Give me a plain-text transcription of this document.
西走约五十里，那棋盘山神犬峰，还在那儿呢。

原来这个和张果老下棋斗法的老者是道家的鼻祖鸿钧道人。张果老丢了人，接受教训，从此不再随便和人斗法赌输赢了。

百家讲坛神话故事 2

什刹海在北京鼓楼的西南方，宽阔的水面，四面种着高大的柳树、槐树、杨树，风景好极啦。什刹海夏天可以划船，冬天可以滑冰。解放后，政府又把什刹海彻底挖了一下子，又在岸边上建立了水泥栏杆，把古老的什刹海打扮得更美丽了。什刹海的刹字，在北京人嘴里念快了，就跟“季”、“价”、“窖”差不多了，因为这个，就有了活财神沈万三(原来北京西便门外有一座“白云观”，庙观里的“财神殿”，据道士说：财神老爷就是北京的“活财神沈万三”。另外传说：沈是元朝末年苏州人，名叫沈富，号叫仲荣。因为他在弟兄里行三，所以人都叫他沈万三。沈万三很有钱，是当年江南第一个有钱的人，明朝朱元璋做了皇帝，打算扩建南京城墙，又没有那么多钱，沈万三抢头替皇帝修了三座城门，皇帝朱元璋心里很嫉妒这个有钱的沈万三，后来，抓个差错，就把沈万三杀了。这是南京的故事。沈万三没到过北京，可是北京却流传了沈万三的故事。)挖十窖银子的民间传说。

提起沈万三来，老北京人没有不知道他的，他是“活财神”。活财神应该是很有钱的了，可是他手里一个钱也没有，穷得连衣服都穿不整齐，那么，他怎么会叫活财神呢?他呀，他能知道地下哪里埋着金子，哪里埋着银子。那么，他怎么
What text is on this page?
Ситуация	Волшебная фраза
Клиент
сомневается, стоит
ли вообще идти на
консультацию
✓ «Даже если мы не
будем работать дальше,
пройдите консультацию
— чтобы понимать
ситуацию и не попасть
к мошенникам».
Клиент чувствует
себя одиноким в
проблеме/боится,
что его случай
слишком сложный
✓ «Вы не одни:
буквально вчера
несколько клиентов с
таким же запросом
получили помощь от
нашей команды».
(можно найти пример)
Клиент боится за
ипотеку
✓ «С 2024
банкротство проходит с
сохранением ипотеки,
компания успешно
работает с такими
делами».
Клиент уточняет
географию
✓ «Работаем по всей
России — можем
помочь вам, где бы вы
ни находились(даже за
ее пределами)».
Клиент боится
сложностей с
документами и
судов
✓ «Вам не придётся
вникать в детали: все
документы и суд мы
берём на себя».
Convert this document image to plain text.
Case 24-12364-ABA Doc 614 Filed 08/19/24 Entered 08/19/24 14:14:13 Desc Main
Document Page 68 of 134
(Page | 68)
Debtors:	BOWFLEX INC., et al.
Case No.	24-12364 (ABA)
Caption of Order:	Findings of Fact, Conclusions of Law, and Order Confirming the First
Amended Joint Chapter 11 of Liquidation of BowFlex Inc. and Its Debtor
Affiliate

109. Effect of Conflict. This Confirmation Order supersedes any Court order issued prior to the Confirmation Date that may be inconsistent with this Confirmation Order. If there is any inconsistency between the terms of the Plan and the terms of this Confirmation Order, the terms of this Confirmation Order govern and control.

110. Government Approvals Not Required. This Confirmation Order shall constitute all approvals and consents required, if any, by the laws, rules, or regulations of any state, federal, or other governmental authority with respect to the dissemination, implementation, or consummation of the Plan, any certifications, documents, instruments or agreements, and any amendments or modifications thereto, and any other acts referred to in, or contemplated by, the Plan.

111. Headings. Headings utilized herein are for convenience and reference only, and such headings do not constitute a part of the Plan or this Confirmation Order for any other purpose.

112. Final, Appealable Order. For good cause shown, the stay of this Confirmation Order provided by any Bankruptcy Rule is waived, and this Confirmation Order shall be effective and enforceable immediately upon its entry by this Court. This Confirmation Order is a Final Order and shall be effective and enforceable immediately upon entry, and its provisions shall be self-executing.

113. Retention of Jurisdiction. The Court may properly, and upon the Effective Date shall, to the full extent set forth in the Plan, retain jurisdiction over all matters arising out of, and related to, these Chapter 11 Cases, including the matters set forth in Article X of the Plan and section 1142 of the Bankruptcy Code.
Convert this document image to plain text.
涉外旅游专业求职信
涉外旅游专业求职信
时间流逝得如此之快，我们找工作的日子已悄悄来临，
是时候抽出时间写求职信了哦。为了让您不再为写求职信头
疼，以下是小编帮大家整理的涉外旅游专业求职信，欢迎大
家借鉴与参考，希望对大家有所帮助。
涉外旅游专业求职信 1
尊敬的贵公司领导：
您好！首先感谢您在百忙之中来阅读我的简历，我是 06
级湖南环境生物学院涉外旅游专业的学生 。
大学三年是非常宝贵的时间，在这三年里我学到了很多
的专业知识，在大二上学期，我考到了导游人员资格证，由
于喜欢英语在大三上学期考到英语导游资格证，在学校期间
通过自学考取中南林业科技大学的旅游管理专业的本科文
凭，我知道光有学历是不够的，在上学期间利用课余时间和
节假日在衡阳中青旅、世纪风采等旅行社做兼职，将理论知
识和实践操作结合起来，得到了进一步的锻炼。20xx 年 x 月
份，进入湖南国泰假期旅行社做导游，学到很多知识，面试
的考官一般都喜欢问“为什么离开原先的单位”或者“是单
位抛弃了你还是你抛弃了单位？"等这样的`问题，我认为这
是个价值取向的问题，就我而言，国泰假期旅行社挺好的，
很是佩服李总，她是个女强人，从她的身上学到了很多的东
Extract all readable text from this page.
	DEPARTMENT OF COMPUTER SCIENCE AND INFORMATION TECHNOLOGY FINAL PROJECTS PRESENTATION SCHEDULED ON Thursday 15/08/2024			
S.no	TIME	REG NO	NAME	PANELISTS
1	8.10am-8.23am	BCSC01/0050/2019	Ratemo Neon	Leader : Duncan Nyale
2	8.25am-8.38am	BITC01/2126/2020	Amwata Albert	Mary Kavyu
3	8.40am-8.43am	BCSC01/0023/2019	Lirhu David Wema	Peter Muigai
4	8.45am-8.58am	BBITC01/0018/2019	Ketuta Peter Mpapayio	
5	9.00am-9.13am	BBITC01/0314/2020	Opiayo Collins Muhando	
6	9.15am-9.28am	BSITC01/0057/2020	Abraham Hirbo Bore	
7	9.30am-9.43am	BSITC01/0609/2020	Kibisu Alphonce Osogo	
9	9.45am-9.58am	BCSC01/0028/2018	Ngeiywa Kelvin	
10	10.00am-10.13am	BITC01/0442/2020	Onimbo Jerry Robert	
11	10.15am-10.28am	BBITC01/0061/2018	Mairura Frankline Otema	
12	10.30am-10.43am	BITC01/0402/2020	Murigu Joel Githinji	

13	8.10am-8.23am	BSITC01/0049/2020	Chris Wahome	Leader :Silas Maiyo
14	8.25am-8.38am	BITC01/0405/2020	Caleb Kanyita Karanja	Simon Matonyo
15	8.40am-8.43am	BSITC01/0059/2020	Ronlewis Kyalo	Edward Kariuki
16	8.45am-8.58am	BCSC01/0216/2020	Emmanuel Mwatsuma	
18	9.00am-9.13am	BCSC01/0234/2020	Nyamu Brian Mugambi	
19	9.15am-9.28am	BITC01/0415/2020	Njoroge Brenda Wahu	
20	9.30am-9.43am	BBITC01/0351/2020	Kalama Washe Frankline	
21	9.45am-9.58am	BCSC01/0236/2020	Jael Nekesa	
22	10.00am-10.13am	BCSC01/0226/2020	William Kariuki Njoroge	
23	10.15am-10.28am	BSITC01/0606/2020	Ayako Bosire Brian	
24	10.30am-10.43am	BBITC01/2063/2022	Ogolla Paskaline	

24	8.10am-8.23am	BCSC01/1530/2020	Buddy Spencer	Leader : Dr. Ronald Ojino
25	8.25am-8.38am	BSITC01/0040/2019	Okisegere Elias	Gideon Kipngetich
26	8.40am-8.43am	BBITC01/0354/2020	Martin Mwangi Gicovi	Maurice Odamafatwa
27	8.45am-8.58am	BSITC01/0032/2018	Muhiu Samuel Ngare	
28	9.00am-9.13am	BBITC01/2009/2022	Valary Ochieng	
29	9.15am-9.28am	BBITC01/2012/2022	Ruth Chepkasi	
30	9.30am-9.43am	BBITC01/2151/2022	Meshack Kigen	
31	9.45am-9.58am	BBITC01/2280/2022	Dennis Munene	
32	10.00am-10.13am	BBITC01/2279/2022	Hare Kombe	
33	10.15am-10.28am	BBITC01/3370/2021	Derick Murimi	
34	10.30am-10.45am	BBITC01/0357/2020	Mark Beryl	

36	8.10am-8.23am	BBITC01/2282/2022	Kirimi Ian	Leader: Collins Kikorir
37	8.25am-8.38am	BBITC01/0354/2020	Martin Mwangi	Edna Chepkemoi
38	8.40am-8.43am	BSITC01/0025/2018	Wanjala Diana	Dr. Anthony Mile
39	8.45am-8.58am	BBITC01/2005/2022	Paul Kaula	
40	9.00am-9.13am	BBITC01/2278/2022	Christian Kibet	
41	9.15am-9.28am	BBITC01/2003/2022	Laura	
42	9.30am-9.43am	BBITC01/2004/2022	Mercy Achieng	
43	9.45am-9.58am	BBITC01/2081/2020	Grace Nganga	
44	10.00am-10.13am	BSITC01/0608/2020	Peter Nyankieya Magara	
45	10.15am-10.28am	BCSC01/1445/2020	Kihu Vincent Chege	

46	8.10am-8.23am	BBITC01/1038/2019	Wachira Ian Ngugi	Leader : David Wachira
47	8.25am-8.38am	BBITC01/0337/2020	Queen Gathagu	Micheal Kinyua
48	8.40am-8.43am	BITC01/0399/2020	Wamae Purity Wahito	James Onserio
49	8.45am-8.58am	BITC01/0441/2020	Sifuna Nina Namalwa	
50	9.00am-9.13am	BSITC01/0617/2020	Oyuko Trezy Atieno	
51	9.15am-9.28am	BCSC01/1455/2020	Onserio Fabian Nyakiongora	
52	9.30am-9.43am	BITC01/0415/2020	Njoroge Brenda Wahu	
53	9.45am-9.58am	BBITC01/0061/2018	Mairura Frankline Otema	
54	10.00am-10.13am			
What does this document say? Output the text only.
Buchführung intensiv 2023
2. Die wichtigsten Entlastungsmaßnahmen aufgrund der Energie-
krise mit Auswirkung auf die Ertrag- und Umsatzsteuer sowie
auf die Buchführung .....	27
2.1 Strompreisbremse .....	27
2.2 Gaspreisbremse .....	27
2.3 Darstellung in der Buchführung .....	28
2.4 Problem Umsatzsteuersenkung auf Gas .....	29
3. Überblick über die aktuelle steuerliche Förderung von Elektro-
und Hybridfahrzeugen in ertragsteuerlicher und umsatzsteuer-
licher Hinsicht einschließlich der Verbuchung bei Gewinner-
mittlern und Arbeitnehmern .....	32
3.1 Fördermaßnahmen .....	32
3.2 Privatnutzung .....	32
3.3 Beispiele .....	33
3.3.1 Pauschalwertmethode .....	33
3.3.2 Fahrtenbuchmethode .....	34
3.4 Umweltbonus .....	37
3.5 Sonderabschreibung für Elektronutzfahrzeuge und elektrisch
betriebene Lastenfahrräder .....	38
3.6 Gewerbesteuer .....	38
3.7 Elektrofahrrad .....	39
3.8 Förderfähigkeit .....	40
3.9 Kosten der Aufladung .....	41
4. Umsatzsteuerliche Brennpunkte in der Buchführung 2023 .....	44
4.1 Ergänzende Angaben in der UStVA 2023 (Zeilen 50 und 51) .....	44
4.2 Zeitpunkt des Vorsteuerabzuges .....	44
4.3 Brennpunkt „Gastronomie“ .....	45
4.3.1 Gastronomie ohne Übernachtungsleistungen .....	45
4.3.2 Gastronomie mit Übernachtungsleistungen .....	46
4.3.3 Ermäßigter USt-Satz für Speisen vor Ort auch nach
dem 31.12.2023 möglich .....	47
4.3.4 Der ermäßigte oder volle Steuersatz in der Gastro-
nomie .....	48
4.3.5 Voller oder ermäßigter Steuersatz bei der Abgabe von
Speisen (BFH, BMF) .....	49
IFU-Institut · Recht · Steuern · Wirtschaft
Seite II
#####
▸ **WHAT YOU HAVE TO DO**
Filter the data for the string "Onserio" and copy every line that has it.

▸ **RESULT FOR THIS EXERCISE**
48	8.40am-8.43am	BITC01/0399/2020	Wamae Purity Wahito	James Onserio
51	9.15am-9.28am	BCSC01/1455/2020	Onserio Fabian Nyakiongora	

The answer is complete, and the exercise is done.